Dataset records
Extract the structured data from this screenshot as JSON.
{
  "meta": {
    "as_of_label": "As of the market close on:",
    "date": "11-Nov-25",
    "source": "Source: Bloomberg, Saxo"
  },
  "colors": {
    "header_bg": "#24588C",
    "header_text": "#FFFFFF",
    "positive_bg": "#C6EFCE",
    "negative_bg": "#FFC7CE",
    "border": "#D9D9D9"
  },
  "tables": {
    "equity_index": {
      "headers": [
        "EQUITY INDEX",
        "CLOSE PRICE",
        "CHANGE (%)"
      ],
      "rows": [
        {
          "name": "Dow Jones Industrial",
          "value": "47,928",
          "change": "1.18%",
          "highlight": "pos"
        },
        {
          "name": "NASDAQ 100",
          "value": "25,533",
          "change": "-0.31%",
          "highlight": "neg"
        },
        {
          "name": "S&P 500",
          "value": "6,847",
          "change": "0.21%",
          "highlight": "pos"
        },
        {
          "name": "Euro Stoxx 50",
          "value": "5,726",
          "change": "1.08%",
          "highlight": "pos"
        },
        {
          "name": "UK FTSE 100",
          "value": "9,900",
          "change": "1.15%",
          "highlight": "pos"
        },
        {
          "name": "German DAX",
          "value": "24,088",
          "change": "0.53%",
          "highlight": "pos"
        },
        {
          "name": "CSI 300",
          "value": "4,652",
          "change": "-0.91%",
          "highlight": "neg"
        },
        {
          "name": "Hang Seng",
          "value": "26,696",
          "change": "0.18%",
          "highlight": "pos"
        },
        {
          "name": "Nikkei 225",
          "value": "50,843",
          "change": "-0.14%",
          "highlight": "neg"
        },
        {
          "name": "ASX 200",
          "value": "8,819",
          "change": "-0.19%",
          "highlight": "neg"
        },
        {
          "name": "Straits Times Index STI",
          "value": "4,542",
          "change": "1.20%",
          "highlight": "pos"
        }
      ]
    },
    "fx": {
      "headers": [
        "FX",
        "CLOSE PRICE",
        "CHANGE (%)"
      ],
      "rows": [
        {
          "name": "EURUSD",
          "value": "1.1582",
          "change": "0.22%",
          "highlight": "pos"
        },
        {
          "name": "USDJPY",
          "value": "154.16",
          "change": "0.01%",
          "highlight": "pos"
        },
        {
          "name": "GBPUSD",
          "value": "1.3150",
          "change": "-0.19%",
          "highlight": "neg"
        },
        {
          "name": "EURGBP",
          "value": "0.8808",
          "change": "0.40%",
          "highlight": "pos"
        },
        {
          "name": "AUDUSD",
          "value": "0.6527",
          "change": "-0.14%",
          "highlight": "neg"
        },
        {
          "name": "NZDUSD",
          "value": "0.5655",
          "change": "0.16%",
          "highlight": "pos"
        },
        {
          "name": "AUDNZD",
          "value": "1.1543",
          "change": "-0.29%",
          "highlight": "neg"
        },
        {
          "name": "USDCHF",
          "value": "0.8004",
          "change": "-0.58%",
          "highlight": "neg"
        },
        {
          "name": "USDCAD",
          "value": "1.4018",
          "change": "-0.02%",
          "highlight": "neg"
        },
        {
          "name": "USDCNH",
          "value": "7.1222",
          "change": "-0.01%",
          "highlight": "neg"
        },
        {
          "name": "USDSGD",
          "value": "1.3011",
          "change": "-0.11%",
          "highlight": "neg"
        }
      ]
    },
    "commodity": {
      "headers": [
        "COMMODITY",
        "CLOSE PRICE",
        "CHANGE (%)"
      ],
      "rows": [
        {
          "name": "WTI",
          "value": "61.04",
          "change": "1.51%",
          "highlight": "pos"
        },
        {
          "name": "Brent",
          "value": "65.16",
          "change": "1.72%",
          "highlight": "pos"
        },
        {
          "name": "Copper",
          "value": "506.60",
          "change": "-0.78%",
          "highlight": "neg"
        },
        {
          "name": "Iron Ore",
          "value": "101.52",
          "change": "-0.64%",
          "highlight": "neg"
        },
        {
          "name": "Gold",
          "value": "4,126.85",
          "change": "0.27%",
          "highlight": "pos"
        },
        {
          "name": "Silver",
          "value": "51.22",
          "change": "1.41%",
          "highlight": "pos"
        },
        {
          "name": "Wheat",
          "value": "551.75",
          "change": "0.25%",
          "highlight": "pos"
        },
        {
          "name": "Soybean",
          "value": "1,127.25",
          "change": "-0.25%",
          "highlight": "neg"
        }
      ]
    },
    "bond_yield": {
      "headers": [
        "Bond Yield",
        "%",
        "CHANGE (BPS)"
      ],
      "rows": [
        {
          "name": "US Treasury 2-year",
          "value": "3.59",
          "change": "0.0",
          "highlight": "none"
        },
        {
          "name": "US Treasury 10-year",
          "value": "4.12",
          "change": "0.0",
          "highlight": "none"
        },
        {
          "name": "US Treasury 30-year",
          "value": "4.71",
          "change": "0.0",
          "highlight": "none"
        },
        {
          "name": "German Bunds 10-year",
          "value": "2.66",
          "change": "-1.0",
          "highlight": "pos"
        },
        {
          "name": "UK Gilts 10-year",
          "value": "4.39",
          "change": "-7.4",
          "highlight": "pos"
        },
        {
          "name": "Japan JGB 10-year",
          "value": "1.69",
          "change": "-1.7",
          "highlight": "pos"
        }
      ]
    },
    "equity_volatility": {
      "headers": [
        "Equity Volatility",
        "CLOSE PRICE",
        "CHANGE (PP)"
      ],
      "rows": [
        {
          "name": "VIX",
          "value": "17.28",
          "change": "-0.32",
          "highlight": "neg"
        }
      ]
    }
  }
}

## Problem statement
Return every record above exactly as it appears.

## Answer for the task
Extract the structured data from this screenshot as JSON.
{
  "meta": {
    "as_of_label": "As of the market close on:",
    "date": "11-Nov-25",
    "source": "Source: Bloomberg, Saxo"
  },
  "colors": {
    "header_bg": "#24588C",
    "header_text": "#FFFFFF",
    "positive_bg": "#C6EFCE",
    "negative_bg": "#FFC7CE",
    "border": "#D9D9D9"
  },
  "tables": {
    "equity_index": {
      "headers": [
        "EQUITY INDEX",
        "CLOSE PRICE",
        "CHANGE (%)"
      ],
      "rows": [
        {
          "name": "Dow Jones Industrial",
          "value": "47,928",
          "change": "1.18%",
          "highlight": "pos"
        },
        {
          "name": "NASDAQ 100",
          "value": "25,533",
          "change": "-0.31%",
          "highlight": "neg"
        },
        {
          "name": "S&P 500",
          "value": "6,847",
          "change": "0.21%",
          "highlight": "pos"
        },
        {
          "name": "Euro Stoxx 50",
          "value": "5,726",
          "change": "1.08%",
          "highlight": "pos"
        },
        {
          "name": "UK FTSE 100",
          "value": "9,900",
          "change": "1.15%",
          "highlight": "pos"
        },
        {
          "name": "German DAX",
          "value": "24,088",
          "change": "0.53%",
          "highlight": "pos"
        },
        {
          "name": "CSI 300",
          "value": "4,652",
          "change": "-0.91%",
          "highlight": "neg"
        },
        {
          "name": "Hang Seng",
          "value": "26,696",
          "change": "0.18%",
          "highlight": "pos"
        },
        {
          "name": "Nikkei 225",
          "value": "50,843",
          "change": "-0.14%",
          "highlight": "neg"
        },
        {
          "name": "ASX 200",
          "value": "8,819",
          "change": "-0.19%",
          "highlight": "neg"
        },
        {
          "name": "Straits Times Index STI",
          "value": "4,542",
          "change": "1.20%",
          "highlight": "pos"
        }
      ]
    },
    "fx": {
      "headers": [
        "FX",
        "CLOSE PRICE",
        "CHANGE (%)"
      ],
      "rows": [
        {
          "name": "EURUSD",
          "value": "1.1582",
          "change": "0.22%",
          "highlight": "pos"
        },
        {
          "name": "USDJPY",
          "value": "154.16",
          "change": "0.01%",
          "highlight": "pos"
        },
        {
          "name": "GBPUSD",
          "value": "1.3150",
          "change": "-0.19%",
          "highlight": "neg"
        },
        {
          "name": "EURGBP",
          "value": "0.8808",
          "change": "0.40%",
          "highlight": "pos"
        },
        {
          "name": "AUDUSD",
          "value": "0.6527",
          "change": "-0.14%",
          "highlight": "neg"
        },
        {
          "name": "NZDUSD",
          "value": "0.5655",
          "change": "0.16%",
          "highlight": "pos"
        },
        {
          "name": "AUDNZD",
          "value": "1.1543",
          "change": "-0.29%",
          "highlight": "neg"
        },
        {
          "name": "USDCHF",
          "value": "0.8004",
          "change": "-0.58%",
          "highlight": "neg"
        },
        {
          "name": "USDCAD",
          "value": "1.4018",
          "change": "-0.02%",
          "highlight": "neg"
        },
        {
          "name": "USDCNH",
          "value": "7.1222",
          "change": "-0.01%",
          "highlight": "neg"
        },
        {
          "name": "USDSGD",
          "value": "1.3011",
          "change": "-0.11%",
          "highlight": "neg"
        }
      ]
    },
    "commodity": {
      "headers": [
        "COMMODITY",
        "CLOSE PRICE",
        "CHANGE (%)"
      ],
      "rows": [
        {
          "name": "WTI",
          "value": "61.04",
          "change": "1.51%",
          "highlight": "pos"
        },
        {
          "name": "Brent",
          "value": "65.16",
          "change": "1.72%",
          "highlight": "pos"
        },
        {
          "name": "Copper",
          "value": "506.60",
          "change": "-0.78%",
          "highlight": "neg"
        },
        {
          "name": "Iron Ore",
          "value": "101.52",
          "change": "-0.64%",
          "highlight": "neg"
        },
        {
          "name": "Gold",
          "value": "4,126.85",
          "change": "0.27%",
          "highlight": "pos"
        },
        {
          "name": "Silver",
          "value": "51.22",
          "change": "1.41%",
          "highlight": "pos"
        },
        {
          "name": "Wheat",
          "value": "551.75",
          "change": "0.25%",
          "highlight": "pos"
        },
        {
          "name": "Soybean",
          "value": "1,127.25",
          "change": "-0.25%",
          "highlight": "neg"
        }
      ]
    },
    "bond_yield": {
      "headers": [
        "Bond Yield",
        "%",
        "CHANGE (BPS)"
      ],
      "rows": [
        {
          "name": "US Treasury 2-year",
          "value": "3.59",
          "change": "0.0",
          "highlight": "none"
        },
        {
          "name": "US Treasury 10-year",
          "value": "4.12",
          "change": "0.0",
          "highlight": "none"
        },
        {
          "name": "US Treasury 30-year",
          "value": "4.71",
          "change": "0.0",
          "highlight": "none"
        },
        {
          "name": "German Bunds 10-year",
          "value": "2.66",
          "change": "-1.0",
          "highlight": "pos"
        },
        {
          "name": "UK Gilts 10-year",
          "value": "4.39",
          "change": "-7.4",
          "highlight": "pos"
        },
        {
          "name": "Japan JGB 10-year",
          "value": "1.69",
          "change": "-1.7",
          "highlight": "pos"
        }
      ]
    },
    "equity_volatility": {
      "headers": [
        "Equity Volatility",
        "CLOSE PRICE",
        "CHANGE (PP)"
      ],
      "rows": [
        {
          "name": "VIX",
          "value": "17.28",
          "change": "-0.32",
          "highlight": "neg"
        }
      ]
    }
  }
}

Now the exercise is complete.